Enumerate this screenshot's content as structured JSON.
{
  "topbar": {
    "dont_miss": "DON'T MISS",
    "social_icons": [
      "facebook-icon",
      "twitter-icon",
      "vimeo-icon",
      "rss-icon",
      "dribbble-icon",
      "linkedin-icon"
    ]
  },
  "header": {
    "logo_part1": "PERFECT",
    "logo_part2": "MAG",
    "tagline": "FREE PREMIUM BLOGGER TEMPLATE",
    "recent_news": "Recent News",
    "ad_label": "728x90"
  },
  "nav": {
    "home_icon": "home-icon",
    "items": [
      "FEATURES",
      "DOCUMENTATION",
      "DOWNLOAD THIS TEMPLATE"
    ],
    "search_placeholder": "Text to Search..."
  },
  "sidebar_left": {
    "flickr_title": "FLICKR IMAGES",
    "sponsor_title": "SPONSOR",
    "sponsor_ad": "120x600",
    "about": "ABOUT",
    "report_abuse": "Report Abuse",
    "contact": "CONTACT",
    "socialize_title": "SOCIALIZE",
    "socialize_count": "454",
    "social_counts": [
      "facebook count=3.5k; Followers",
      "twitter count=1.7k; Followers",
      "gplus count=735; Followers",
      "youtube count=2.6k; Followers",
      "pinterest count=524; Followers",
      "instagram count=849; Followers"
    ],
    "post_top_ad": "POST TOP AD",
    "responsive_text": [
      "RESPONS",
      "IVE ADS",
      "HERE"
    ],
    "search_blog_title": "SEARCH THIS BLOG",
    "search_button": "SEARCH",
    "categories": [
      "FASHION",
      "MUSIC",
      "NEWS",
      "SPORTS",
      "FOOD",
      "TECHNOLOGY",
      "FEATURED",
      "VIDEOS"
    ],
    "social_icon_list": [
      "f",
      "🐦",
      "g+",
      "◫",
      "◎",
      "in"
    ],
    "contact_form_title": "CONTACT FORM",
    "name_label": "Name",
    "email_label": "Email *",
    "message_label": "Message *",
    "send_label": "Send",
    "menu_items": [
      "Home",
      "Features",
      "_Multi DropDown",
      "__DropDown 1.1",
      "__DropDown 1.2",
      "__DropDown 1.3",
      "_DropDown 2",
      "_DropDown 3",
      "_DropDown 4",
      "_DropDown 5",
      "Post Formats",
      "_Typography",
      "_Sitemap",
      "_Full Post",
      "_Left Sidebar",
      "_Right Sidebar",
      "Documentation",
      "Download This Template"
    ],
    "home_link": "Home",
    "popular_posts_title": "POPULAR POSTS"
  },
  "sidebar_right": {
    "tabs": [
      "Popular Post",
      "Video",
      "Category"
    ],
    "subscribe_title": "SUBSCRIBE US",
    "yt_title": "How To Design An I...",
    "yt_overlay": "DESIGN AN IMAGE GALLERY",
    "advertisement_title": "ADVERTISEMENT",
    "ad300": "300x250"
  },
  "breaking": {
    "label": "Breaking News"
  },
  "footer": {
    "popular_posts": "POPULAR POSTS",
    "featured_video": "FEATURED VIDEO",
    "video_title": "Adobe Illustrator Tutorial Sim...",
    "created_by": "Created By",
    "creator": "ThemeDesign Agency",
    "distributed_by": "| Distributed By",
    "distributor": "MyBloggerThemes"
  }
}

» **REQUIRED TASK**:
Set down all of the records shown above once more, exactly.

» **FULL OUTPUT**:
Enumerate this screenshot's content as structured JSON.
{
  "topbar": {
    "dont_miss": "DON'T MISS",
    "social_icons": [
      "facebook-icon",
      "twitter-icon",
      "vimeo-icon",
      "rss-icon",
      "dribbble-icon",
      "linkedin-icon"
    ]
  },
  "header": {
    "logo_part1": "PERFECT",
    "logo_part2": "MAG",
    "tagline": "FREE PREMIUM BLOGGER TEMPLATE",
    "recent_news": "Recent News",
    "ad_label": "728x90"
  },
  "nav": {
    "home_icon": "home-icon",
    "items": [
      "FEATURES",
      "DOCUMENTATION",
      "DOWNLOAD THIS TEMPLATE"
    ],
    "search_placeholder": "Text to Search..."
  },
  "sidebar_left": {
    "flickr_title": "FLICKR IMAGES",
    "sponsor_title": "SPONSOR",
    "sponsor_ad": "120x600",
    "about": "ABOUT",
    "report_abuse": "Report Abuse",
    "contact": "CONTACT",
    "socialize_title": "SOCIALIZE",
    "socialize_count": "454",
    "social_counts": [
      "facebook count=3.5k; Followers",
      "twitter count=1.7k; Followers",
      "gplus count=735; Followers",
      "youtube count=2.6k; Followers",
      "pinterest count=524; Followers",
      "instagram count=849; Followers"
    ],
    "post_top_ad": "POST TOP AD",
    "responsive_text": [
      "RESPONS",
      "IVE ADS",
      "HERE"
    ],
    "search_blog_title": "SEARCH THIS BLOG",
    "search_button": "SEARCH",
    "categories": [
      "FASHION",
      "MUSIC",
      "NEWS",
      "SPORTS",
      "FOOD",
      "TECHNOLOGY",
      "FEATURED",
      "VIDEOS"
    ],
    "social_icon_list": [
      "f",
      "🐦",
      "g+",
      "◫",
      "◎",
      "in"
    ],
    "contact_form_title": "CONTACT FORM",
    "name_label": "Name",
    "email_label": "Email *",
    "message_label": "Message *",
    "send_label": "Send",
    "menu_items": [
      "Home",
      "Features",
      "_Multi DropDown",
      "__DropDown 1.1",
      "__DropDown 1.2",
      "__DropDown 1.3",
      "_DropDown 2",
      "_DropDown 3",
      "_DropDown 4",
      "_DropDown 5",
      "Post Formats",
      "_Typography",
      "_Sitemap",
      "_Full Post",
      "_Left Sidebar",
      "_Right Sidebar",
      "Documentation",
      "Download This Template"
    ],
    "home_link": "Home",
    "popular_posts_title": "POPULAR POSTS"
  },
  "sidebar_right": {
    "tabs": [
      "Popular Post",
      "Video",
      "Category"
    ],
    "subscribe_title": "SUBSCRIBE US",
    "yt_title": "How To Design An I...",
    "yt_overlay": "DESIGN AN IMAGE GALLERY",
    "advertisement_title": "ADVERTISEMENT",
    "ad300": "300x250"
  },
  "breaking": {
    "label": "Breaking News"
  },
  "footer": {
    "popular_posts": "POPULAR POSTS",
    "featured_video": "FEATURED VIDEO",
    "video_title": "Adobe Illustrator Tutorial Sim...",
    "created_by": "Created By",
    "creator": "ThemeDesign Agency",
    "distributed_by": "| Distributed By",
    "distributor": "MyBloggerThemes"
  }
}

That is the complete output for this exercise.